ACTIVITY - Across all the entries, how many lines hold "Varus"? Answer with that number and nothing else.

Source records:
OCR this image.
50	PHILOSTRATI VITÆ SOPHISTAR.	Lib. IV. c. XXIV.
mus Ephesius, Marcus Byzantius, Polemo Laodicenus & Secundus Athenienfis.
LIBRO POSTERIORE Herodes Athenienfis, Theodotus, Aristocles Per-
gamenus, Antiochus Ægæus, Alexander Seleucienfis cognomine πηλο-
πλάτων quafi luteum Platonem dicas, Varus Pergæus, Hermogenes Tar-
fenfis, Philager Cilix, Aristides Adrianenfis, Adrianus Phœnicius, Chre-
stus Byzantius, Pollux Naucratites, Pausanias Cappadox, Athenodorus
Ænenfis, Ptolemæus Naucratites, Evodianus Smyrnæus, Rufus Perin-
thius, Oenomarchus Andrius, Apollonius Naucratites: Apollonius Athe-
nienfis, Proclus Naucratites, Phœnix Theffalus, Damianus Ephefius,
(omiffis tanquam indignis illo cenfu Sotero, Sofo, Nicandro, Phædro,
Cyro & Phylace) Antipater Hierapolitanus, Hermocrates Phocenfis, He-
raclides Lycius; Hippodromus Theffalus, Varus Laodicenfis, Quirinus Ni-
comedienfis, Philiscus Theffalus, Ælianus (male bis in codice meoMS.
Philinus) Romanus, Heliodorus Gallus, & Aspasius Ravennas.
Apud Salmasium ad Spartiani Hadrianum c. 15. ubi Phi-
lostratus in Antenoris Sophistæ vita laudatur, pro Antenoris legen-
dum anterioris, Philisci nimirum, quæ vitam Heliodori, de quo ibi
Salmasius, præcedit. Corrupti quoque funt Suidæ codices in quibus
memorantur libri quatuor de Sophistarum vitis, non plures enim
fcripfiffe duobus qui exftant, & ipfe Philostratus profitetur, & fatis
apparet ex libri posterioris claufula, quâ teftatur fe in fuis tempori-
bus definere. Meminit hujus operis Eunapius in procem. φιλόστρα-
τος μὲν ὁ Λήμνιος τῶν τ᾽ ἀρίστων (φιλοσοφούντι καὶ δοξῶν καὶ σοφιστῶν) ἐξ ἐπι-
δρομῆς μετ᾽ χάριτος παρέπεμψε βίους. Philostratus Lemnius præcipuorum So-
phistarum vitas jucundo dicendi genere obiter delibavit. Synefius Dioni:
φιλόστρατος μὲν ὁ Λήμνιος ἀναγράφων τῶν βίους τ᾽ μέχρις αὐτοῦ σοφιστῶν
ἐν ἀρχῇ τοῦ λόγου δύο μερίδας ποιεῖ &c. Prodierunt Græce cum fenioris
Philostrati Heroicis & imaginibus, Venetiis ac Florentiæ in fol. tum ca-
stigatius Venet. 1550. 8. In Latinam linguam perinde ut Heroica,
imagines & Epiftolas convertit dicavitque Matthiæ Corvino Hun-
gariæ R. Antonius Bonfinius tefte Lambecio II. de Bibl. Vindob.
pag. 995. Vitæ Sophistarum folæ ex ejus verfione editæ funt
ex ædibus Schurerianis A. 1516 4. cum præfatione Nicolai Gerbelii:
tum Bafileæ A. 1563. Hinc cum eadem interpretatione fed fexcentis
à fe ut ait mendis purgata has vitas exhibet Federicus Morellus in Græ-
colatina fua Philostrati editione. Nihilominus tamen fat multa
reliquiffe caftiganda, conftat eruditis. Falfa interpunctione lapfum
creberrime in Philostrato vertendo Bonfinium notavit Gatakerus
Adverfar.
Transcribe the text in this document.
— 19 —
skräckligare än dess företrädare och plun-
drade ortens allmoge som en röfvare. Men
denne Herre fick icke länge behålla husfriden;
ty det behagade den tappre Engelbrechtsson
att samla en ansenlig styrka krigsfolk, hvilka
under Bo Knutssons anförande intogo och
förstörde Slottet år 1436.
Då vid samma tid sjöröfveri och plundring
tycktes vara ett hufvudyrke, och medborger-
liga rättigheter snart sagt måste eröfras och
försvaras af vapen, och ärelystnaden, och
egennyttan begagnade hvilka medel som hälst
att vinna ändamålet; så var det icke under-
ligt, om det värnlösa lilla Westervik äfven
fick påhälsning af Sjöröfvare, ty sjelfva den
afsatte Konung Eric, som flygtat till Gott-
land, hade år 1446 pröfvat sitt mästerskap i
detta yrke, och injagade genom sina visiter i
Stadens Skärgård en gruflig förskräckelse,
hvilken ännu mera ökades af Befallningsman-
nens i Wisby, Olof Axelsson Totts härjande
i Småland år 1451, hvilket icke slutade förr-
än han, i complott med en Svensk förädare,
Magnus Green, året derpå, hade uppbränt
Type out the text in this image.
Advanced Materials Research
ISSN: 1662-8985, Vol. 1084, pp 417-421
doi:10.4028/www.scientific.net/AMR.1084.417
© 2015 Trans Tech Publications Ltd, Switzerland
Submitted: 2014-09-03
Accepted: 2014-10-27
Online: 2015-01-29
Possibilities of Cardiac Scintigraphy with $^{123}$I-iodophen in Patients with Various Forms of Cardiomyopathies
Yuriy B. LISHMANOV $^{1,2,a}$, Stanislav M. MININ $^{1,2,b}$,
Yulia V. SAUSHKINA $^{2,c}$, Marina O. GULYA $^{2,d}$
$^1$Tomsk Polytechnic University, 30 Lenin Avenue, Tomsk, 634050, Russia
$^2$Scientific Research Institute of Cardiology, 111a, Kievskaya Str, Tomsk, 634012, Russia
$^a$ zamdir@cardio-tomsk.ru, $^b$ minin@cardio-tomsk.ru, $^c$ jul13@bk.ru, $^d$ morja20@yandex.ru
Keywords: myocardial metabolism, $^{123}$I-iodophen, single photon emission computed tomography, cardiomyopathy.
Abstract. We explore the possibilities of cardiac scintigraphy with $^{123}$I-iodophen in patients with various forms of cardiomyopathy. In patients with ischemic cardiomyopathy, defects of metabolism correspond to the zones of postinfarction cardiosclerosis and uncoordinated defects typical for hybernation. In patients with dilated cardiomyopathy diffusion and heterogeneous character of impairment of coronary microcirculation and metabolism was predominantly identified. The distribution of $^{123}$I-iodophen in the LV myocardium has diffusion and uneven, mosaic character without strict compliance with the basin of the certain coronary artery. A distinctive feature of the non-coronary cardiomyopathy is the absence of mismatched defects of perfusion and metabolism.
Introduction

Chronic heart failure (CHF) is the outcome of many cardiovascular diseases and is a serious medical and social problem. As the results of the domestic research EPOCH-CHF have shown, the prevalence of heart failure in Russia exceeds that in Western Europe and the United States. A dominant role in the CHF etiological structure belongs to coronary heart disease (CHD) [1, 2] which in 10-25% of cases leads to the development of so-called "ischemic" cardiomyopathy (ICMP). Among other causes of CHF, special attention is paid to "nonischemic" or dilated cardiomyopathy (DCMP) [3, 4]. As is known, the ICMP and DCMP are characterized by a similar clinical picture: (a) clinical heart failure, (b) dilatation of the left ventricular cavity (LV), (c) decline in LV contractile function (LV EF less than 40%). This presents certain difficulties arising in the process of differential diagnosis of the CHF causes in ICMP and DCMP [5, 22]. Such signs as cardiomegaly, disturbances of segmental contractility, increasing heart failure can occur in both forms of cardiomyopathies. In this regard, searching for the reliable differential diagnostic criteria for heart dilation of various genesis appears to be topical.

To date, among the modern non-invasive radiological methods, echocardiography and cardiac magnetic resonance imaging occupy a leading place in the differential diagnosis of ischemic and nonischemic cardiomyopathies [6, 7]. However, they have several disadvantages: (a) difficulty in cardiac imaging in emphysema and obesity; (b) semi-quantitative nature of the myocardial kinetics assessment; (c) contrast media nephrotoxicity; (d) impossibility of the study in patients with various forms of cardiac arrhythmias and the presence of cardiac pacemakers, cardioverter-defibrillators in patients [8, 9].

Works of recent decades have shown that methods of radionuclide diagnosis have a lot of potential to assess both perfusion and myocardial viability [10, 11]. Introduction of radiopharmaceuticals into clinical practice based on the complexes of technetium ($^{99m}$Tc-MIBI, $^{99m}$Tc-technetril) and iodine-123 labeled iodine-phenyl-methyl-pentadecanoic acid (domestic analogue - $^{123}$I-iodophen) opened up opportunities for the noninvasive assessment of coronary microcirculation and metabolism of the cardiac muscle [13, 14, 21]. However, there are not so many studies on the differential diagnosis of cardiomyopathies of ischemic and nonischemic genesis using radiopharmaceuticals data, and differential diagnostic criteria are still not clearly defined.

SOLUTION TO THE EXERCISE - 2